Exercise | Transcribe the data in full and exactly, omitting any pictures.

Given information |
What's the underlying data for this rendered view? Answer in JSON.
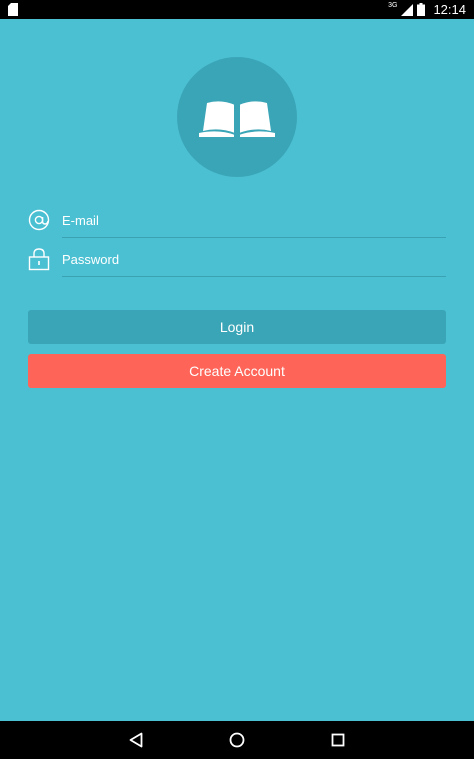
{
  "status_bar": {
    "network": "3G",
    "time": "12:14"
  },
  "login_form": {
    "email_placeholder": "E-mail",
    "password_placeholder": "Password",
    "login_label": "Login",
    "create_account_label": "Create Account"
  },
  "icons": {
    "logo": "open-book-icon",
    "email": "at-sign-icon",
    "password": "lock-icon"
  },
  "colors": {
    "background": "#4bc0d2",
    "accent_dark": "#3aa5b6",
    "create_button": "#fe6457",
    "text": "#ffffff"
  }
}
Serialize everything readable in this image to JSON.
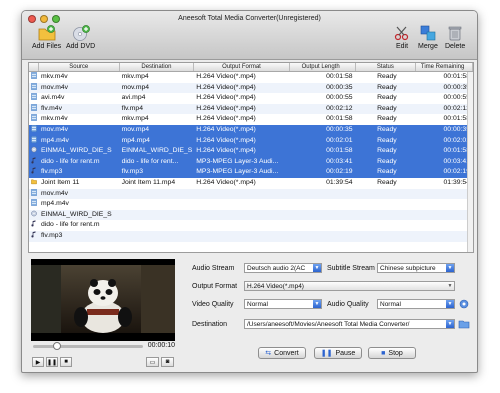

Task solution |
What's the underlying data for this rendered view? Answer in JSON.
{
  "status_bar": {
    "network": "3G",
    "time": "12:14"
  },
  "login_form": {
    "email_placeholder": "E-mail",
    "password_placeholder": "Password",
    "login_label": "Login",
    "create_account_label": "Create Account"
  },
  "icons": {
    "logo": "open-book-icon",
    "email": "at-sign-icon",
    "password": "lock-icon"
  },
  "colors": {
    "background": "#4bc0d2",
    "accent_dark": "#3aa5b6",
    "create_button": "#fe6457",
    "text": "#ffffff"
  }
}
Serialize everything readable in this image to JSON.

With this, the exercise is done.